• _WHAT IS NEEDED_
Go over the listing below line by line and tally those containing "МИНИСТЕРСТВО". Give only the tally.

• _PROVIDED MATERIAL_
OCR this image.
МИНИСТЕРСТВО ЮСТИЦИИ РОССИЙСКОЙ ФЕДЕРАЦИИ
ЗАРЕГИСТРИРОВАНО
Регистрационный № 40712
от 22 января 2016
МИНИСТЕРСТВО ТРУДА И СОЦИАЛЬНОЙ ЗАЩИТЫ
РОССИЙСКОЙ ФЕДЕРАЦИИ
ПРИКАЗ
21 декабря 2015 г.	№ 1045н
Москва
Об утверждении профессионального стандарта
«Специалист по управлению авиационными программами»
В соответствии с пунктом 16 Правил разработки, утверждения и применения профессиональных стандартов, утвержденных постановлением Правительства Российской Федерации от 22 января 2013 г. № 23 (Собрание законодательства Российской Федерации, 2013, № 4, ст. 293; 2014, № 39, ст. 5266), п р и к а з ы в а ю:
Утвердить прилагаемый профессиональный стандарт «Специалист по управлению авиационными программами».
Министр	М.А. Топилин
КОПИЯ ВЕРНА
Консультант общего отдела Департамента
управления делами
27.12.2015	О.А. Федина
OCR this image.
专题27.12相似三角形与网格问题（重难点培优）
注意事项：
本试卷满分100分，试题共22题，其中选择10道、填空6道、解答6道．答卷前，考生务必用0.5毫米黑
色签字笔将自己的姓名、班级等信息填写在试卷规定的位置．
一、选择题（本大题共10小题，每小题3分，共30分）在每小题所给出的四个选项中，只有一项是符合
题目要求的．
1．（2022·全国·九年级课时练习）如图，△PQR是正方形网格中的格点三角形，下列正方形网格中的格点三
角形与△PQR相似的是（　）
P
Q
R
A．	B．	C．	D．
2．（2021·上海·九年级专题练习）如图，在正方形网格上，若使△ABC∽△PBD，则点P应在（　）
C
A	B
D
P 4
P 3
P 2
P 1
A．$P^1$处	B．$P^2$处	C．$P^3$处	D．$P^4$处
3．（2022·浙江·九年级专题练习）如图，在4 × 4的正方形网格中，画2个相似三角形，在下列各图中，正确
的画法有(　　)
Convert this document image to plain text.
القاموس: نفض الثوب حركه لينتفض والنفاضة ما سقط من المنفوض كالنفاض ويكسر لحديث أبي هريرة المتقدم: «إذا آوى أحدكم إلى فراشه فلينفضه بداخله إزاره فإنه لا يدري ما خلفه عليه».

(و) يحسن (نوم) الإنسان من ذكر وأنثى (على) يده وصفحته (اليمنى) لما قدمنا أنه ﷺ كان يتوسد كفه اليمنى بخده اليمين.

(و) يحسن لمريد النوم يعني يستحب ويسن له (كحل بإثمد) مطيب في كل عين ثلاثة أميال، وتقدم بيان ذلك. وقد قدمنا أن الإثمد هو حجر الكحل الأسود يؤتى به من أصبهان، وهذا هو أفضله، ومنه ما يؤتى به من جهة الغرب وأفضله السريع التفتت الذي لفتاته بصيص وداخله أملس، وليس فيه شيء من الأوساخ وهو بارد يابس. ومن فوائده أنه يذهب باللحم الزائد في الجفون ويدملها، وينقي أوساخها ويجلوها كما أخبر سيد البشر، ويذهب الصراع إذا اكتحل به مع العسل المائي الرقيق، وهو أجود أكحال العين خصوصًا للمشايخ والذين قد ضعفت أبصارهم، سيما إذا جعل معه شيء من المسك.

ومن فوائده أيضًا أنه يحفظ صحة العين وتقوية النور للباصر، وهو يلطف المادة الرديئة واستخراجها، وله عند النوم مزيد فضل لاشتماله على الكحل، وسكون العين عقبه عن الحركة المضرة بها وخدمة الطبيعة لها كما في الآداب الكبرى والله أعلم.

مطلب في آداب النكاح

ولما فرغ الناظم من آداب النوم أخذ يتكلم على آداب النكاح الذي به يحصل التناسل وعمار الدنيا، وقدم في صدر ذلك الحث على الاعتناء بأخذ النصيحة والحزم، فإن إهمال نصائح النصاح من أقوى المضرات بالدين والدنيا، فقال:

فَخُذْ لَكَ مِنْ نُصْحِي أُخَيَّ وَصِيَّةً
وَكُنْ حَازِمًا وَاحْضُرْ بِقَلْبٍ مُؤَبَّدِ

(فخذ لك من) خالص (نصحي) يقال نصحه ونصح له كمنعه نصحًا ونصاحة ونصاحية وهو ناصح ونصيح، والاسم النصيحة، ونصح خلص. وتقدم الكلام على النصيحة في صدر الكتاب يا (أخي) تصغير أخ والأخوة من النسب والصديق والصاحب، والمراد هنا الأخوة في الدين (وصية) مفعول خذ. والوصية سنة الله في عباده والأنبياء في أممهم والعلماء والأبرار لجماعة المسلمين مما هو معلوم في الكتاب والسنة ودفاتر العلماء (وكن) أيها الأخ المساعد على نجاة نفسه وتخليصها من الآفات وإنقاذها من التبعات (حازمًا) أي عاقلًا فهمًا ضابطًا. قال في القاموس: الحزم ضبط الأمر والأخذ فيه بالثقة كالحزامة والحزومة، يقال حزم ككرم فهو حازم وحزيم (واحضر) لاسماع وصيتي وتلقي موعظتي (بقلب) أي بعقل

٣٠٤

• _REPLY_
2